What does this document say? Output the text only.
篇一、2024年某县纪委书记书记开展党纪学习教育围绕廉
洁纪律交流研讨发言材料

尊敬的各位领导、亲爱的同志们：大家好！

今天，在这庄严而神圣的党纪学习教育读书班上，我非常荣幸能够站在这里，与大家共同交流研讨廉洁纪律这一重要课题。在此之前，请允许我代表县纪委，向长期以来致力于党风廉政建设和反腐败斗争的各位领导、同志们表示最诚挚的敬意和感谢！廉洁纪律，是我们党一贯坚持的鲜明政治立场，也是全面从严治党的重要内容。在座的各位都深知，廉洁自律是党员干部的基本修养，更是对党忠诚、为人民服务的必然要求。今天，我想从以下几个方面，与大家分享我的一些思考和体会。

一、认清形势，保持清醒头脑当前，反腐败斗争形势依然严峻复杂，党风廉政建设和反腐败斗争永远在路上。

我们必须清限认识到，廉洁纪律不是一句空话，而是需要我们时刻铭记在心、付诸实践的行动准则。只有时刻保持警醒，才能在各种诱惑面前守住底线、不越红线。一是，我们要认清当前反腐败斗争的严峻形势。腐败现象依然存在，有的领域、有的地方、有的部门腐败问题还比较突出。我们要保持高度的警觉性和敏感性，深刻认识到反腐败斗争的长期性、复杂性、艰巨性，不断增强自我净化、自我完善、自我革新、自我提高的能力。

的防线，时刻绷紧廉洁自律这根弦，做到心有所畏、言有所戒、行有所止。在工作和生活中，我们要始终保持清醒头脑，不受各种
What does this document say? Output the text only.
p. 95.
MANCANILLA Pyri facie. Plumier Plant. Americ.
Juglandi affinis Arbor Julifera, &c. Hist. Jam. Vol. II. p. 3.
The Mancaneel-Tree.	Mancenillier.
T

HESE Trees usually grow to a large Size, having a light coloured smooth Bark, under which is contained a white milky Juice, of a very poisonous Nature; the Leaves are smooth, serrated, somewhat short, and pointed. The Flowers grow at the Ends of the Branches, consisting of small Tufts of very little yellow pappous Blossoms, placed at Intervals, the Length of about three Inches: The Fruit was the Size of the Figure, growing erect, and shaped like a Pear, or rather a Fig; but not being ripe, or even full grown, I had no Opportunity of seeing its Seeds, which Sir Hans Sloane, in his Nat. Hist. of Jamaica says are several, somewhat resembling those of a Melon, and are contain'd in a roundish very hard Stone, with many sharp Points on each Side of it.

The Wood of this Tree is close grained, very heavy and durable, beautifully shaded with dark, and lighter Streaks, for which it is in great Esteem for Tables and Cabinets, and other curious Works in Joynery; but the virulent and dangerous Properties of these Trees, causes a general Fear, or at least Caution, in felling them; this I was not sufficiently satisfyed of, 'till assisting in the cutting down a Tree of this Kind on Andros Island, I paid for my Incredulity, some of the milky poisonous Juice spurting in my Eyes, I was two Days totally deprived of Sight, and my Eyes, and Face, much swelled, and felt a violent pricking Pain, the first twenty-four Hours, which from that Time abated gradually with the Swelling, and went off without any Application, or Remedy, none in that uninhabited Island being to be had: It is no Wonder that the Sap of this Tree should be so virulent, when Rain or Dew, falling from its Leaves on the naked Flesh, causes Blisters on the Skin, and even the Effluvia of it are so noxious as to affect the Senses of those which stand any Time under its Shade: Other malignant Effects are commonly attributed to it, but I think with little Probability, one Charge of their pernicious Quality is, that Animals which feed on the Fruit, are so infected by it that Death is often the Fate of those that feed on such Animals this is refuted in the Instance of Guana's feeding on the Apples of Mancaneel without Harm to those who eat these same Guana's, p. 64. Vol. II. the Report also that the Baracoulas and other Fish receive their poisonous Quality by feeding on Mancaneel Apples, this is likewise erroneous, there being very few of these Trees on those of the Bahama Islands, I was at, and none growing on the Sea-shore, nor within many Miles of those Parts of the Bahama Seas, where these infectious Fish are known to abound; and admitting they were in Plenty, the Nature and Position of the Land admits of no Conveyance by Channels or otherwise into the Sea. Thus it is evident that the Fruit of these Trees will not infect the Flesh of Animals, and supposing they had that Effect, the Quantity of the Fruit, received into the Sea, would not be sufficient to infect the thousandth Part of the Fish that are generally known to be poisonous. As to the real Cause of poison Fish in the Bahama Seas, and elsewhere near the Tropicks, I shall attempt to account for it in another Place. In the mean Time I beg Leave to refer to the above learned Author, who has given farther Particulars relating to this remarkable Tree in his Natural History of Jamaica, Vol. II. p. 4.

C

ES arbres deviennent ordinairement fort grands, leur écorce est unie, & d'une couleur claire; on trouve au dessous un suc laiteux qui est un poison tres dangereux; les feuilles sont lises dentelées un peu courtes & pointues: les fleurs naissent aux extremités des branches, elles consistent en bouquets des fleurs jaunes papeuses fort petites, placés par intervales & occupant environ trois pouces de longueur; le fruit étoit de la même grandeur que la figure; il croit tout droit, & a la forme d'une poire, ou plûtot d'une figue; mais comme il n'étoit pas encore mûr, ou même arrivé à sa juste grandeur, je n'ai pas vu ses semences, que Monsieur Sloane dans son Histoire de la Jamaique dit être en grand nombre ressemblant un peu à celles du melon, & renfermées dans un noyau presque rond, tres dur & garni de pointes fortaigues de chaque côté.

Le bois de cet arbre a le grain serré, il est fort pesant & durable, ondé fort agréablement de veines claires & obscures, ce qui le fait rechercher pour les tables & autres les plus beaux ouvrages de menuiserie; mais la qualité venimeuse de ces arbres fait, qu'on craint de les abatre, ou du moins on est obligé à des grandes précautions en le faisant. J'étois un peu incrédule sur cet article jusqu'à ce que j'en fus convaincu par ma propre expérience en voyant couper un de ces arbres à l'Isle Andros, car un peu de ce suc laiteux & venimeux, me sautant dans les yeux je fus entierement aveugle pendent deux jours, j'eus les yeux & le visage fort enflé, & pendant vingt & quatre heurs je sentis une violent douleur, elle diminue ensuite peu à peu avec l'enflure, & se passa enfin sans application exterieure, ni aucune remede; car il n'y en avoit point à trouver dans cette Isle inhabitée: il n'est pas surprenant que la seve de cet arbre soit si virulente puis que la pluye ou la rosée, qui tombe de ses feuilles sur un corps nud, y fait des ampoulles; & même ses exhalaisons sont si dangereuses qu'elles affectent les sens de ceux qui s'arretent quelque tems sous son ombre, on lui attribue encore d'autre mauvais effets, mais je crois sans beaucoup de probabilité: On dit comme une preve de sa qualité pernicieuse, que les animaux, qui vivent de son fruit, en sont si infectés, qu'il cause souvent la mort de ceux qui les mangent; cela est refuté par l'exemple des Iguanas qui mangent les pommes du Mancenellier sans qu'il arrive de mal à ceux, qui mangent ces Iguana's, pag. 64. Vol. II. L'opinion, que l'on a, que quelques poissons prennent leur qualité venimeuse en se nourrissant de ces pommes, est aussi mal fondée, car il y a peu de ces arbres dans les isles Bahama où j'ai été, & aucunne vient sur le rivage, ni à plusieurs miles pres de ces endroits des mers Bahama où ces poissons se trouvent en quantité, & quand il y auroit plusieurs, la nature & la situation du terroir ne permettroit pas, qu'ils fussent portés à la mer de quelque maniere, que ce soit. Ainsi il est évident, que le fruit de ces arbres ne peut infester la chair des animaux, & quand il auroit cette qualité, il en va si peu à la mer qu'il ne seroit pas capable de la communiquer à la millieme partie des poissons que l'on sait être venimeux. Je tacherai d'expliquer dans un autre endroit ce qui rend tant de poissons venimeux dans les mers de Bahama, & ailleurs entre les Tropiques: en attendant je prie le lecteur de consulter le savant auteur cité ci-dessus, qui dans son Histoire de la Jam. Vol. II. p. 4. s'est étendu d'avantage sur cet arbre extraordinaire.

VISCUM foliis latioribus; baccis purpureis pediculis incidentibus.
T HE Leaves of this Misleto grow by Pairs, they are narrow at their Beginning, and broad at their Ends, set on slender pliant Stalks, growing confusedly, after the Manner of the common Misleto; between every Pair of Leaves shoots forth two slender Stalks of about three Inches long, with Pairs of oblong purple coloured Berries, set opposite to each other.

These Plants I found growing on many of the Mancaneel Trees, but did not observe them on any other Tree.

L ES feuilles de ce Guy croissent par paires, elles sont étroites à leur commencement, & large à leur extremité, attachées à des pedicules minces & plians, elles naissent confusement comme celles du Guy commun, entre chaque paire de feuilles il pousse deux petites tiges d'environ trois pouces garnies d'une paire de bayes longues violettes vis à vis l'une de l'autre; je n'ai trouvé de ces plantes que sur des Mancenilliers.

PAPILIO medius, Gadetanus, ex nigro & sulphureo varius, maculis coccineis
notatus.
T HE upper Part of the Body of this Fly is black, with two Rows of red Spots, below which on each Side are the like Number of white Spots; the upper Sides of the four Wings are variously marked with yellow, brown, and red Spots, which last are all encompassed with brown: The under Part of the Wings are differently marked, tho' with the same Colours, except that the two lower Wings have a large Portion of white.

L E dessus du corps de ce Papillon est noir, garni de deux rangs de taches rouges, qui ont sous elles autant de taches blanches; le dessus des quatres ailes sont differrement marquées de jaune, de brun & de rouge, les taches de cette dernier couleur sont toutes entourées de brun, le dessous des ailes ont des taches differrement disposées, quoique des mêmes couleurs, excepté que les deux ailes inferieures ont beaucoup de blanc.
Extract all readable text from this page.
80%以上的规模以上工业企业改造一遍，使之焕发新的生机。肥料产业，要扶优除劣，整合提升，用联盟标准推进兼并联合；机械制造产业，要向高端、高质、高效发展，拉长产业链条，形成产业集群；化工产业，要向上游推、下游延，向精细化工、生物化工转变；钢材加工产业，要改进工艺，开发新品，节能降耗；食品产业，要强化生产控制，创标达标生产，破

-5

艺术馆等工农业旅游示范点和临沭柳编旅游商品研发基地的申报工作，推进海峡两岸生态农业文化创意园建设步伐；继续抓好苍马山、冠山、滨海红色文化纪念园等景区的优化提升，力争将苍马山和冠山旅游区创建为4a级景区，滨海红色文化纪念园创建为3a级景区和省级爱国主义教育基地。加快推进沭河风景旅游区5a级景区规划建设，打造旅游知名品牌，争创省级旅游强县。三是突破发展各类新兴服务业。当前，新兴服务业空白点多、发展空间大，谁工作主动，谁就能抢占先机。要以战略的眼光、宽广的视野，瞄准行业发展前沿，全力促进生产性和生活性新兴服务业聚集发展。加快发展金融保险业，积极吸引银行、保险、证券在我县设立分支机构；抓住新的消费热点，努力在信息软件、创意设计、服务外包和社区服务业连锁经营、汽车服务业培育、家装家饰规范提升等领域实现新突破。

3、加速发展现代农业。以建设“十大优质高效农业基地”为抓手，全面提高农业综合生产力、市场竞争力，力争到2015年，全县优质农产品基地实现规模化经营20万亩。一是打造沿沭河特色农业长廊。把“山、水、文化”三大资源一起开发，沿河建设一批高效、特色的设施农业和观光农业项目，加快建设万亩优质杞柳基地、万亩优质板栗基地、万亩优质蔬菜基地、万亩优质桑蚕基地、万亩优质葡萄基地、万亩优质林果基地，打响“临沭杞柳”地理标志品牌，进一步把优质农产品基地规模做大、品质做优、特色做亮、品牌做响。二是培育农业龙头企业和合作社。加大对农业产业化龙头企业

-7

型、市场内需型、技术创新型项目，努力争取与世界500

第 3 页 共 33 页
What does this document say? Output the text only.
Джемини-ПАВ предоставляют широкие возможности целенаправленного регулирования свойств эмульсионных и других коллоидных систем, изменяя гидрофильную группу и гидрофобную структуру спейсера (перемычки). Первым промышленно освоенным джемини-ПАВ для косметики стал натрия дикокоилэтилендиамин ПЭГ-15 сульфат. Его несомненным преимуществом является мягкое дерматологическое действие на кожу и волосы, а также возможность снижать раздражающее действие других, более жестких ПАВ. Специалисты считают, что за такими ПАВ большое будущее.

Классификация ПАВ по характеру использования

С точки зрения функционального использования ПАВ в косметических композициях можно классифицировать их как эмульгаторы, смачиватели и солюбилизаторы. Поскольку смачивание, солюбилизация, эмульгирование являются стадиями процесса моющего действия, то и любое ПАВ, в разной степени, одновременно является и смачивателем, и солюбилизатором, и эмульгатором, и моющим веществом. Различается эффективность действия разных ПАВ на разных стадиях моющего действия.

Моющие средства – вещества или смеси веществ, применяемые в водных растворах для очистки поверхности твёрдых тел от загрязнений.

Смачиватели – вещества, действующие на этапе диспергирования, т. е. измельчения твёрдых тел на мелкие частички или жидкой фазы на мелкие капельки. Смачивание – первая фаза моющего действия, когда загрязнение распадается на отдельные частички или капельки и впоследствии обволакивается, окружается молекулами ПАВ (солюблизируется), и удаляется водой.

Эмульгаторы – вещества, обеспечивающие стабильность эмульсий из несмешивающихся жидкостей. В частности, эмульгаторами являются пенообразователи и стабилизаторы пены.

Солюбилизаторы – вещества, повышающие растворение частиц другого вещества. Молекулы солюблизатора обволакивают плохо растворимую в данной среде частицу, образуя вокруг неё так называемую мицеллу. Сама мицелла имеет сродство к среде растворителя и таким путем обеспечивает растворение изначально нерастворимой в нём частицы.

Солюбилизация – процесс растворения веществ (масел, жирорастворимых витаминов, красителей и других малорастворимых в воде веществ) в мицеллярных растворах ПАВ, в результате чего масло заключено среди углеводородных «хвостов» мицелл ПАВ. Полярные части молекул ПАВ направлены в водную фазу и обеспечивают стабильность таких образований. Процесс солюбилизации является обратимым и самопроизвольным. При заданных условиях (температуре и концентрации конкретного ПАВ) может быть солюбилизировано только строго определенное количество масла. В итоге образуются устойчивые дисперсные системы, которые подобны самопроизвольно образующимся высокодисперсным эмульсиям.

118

§

Prompt ::
Every line that holds the word "celles" should be extracted.

Finished exercise ::
ES arbres deviennent ordinairement fort grands, leur écorce est unie, & d'une couleur claire; on trouve au dessous un suc laiteux qui est un poison tres dangereux; les feuilles sont lises dentelées un peu courtes & pointues: les fleurs naissent aux extremités des branches, elles consistent en bouquets des fleurs jaunes papeuses fort petites, placés par intervales & occupant environ trois pouces de longueur; le fruit étoit de la même grandeur que la figure; il croit tout droit, & a la forme d'une poire, ou plûtot d'une figue; mais comme il n'étoit pas encore mûr, ou même arrivé à sa juste grandeur, je n'ai pas vu ses semences, que Monsieur Sloane dans son Histoire de la Jamaique dit être en grand nombre ressemblant un peu à celles du melon, & renfermées dans un noyau presque rond, tres dur & garni de pointes fortaigues de chaque côté.
L ES feuilles de ce Guy croissent par paires, elles sont étroites à leur commencement, & large à leur extremité, attachées à des pedicules minces & plians, elles naissent confusement comme celles du Guy commun, entre chaque paire de feuilles il pousse deux petites tiges d'environ trois pouces garnies d'une paire de bayes longues violettes vis à vis l'une de l'autre; je n'ai trouvé de ces plantes que sur des Mancenilliers.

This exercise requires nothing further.